[Records from a dataset]
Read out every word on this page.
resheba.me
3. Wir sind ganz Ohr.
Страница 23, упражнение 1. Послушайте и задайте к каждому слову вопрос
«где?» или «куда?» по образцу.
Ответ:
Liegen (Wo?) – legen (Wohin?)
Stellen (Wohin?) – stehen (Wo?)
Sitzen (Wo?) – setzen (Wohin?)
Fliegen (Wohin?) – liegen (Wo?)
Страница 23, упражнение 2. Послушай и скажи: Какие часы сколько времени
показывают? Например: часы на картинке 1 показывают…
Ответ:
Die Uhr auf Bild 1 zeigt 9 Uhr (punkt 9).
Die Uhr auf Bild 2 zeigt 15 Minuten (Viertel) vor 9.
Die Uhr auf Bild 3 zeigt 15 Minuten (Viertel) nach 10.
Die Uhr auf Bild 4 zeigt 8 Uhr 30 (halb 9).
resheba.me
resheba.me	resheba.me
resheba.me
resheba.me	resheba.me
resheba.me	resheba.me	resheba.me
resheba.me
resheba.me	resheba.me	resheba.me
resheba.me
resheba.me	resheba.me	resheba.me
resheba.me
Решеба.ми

GOAL: Each line in the material above must be retyped without alteration.

ANSWER FOR THE TASK:
Read out every word on this page.
resheba.me
3. Wir sind ganz Ohr.
Страница 23, упражнение 1. Послушайте и задайте к каждому слову вопрос
«где?» или «куда?» по образцу.
Ответ:
Liegen (Wo?) – legen (Wohin?)
Stellen (Wohin?) – stehen (Wo?)
Sitzen (Wo?) – setzen (Wohin?)
Fliegen (Wohin?) – liegen (Wo?)
Страница 23, упражнение 2. Послушай и скажи: Какие часы сколько времени
показывают? Например: часы на картинке 1 показывают…
Ответ:
Die Uhr auf Bild 1 zeigt 9 Uhr (punkt 9).
Die Uhr auf Bild 2 zeigt 15 Minuten (Viertel) vor 9.
Die Uhr auf Bild 3 zeigt 15 Minuten (Viertel) nach 10.
Die Uhr auf Bild 4 zeigt 8 Uhr 30 (halb 9).
resheba.me
resheba.me	resheba.me
resheba.me
resheba.me	resheba.me
resheba.me	resheba.me	resheba.me
resheba.me
resheba.me	resheba.me	resheba.me
resheba.me
resheba.me	resheba.me	resheba.me
resheba.me
Решеба.ми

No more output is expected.